Исходный отрывок:
Подошли к кабине. Николай откинул назад голову, глаза закрыты, счастливое лицо раскраснелось — после тяжелого боя он наслаждался покоем. В такие секунды летчику не хочется ни говорить, ни слушать. И механик самолета, понимая это, не спешил вскочить на крыло и спросить о работе машины.
С видом хорошо потрудившегося человека Николай Васильевич вылез из самолета. Из нижней губы, прокушенной или треснувшей в бою, сочилась кровь. Не торопясь, Худяков снял с мокрой головы шлемофон и, вытирая платком лицо и шею, хрипло проговорил:
— Мир-ровая драка была! Крепко пришлось подрожать. Думал, пропаду. Но главное не в этом… — Он облегченно вздохнул и замолчал, поправляя изрядно поношенный ржавого цвета реглан.
— Ну говори! — поторопил я.
— Дай сначала папиросу.
Худяков хорошо знал, что я не курю, но сейчас не помнил об этом. Он весь еще был во власти пережитого. Подошел Михаил Сачков и доложил Худякову:
— Задание выполнил: сбил два Ю-восемьдесят седьмых… Из первых двух девяток мы с Выборновым завалили четырех «лапотников», а остальные побросали бомбы где попало — и наутек.
За Сачковым подошли другие летчики: Архип Мелашенко, Саня Выборнов, Николай Пахомов, Иван Хохлов. Их лица тоже светились радостью. Собралась вся группа, принимавшая бой с пятьюдесятью четырьмя немецкими самолетами.

Задание 1: Назовите всех летчиков, которые, согласно отрывку о воздушном бое, подошли к Худякову вслед за Сачковым.
Задание 2: Продолжите отрывок о воздушном бое, начав сразу после его последнего предложения.

Данные для анализа документов

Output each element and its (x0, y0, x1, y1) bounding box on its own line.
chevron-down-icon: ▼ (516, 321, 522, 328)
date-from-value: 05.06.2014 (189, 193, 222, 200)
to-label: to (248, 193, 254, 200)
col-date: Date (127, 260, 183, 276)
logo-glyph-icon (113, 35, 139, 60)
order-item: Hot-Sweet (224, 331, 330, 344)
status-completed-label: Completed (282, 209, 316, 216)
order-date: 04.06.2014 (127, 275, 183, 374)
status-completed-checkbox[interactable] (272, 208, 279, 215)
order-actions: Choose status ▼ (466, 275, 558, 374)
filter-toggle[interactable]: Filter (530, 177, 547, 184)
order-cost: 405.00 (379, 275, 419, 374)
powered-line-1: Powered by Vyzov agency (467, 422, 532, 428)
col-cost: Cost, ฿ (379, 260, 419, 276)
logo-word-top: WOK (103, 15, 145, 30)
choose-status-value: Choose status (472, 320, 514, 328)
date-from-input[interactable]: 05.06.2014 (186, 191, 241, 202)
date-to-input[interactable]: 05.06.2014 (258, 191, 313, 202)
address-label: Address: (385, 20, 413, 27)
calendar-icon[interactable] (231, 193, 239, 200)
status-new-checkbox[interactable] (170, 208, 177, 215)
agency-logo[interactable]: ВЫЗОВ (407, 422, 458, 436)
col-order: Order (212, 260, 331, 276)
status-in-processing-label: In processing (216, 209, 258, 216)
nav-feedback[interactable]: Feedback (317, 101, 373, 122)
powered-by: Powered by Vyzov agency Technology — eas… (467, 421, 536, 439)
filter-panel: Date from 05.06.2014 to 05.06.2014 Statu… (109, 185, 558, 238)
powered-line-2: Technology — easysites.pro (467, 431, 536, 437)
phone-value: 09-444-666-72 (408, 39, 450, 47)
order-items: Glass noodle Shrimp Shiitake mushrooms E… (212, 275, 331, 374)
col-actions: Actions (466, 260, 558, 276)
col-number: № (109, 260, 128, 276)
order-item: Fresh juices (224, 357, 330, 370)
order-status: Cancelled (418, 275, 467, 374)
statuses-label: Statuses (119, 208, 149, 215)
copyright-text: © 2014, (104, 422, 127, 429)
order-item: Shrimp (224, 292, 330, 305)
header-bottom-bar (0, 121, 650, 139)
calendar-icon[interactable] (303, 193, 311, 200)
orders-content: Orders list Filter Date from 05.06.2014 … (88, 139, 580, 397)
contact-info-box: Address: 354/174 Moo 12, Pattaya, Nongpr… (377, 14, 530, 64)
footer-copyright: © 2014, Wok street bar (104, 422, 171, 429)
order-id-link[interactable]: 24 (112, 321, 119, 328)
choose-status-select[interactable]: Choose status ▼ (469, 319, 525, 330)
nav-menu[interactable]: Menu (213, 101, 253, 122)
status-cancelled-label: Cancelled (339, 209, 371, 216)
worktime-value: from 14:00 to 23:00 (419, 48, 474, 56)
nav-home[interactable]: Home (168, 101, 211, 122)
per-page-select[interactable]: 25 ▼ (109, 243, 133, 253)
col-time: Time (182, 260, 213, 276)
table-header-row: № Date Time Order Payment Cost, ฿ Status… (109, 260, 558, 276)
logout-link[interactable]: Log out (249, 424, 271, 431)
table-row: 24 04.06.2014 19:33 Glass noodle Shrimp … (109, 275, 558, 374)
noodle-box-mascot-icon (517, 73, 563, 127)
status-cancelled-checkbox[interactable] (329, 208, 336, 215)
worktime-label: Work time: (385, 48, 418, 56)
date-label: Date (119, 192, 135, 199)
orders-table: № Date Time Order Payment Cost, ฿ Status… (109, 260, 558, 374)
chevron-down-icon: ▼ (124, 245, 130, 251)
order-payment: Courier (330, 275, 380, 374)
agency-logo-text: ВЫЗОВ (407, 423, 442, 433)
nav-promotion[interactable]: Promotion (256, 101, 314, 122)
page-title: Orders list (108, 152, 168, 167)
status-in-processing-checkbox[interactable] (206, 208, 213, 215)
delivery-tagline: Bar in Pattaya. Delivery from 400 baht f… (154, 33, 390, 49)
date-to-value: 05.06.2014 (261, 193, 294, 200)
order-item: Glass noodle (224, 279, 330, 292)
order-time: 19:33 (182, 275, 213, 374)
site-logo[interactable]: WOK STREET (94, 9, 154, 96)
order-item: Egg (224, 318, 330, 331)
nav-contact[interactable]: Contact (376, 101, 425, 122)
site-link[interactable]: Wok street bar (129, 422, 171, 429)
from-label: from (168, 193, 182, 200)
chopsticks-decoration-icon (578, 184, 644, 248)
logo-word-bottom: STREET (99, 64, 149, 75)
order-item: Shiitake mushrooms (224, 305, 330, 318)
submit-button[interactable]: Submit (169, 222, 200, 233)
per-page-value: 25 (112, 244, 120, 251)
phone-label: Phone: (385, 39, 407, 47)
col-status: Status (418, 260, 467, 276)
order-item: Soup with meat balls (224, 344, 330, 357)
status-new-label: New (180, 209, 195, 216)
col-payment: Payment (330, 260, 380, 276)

Ответ 1: Архип Мелашенко, Саня Выборнов, Николай Пахомов, Иван Хохлов.

Ответ 2:
Особенно возбужден был Выборнов. В этом бою он, сбил десятый вражеский самолет.
— Сколько, по-твоему, было всего немецких истребителей? — спросил его Сачков.
— Только с «юнкерсами» штук восемь, да на «илов» напало не меньше.
— Десять, — уточнил Худяков.
— А вы видели еще пару, которая подбиралась к штурмовикам снизу? — спросил Сачков.
— Как же! Я ее и отогнал, — пробасил командир эскадрильи. — Иначе «горбатым» досталось бы.
— Но сзади на нас другая пара навалилась! — заметил Мелашенко. — Я думал, она вас снимет!
— Почему так далеко оторвался от меня? — строго спросил Худяков.
— Меня зажала четверка «фоккеров». Но я все же вывернулся и к вам.
— Это мы с Хохловым вас выручили, — сказал Пахомов.
Молчал лишь новичок Иван Хохлов, На его открытом широком лице — то удивление, то откровенная восторженность. Он жадно ловил каждое слово товарищей. Командир эскадрильи повернулся к нему:
— Ну а ты что скажешь о драке?
— Я?.. — растерялся Иван.
— Да, ты. Что ты видел?
— Бой видел… Все видел, — заторопился летчик. — Ох и много же было всяких немецких самолетов! Просто страшно!
— Ну а сам стрелял?
— А как же! Ни одного патрона не осталось. — И уже тихо добавил: — Только все мимо…
Из торопливых, отрывистых реплик постепенно выяснялась перед нами картина боя. Вражеские истребители и бомбардировщики появились одновременно. Худяков принял дерзкое решение: атаковать «юнкерсы». Это вовсе не означало, что истребители бросили своих подопечных на произвол судьбы. Наоборот, громя стаю вражеских бомбардировщиков, смельчаки отвлекли на себя все истребители неприятеля и тем самым обеспечили безопасность штурмовиков, помогли им успешно выполнить задание.
— Никакая стадность немцев не спасла, — подвел итог Худяков. — Мы растеклись попарно и били их так, как нам было удобно. — И уже шутя бросил: — Если немцы не изменят тактику, то скоро, пожалуй, и драться не с кем будет.
— Как это не с кем? — удивился Хохлов.
Все засмеялись. Крупный, рослый и чуть угловатый Иван совсем смутился.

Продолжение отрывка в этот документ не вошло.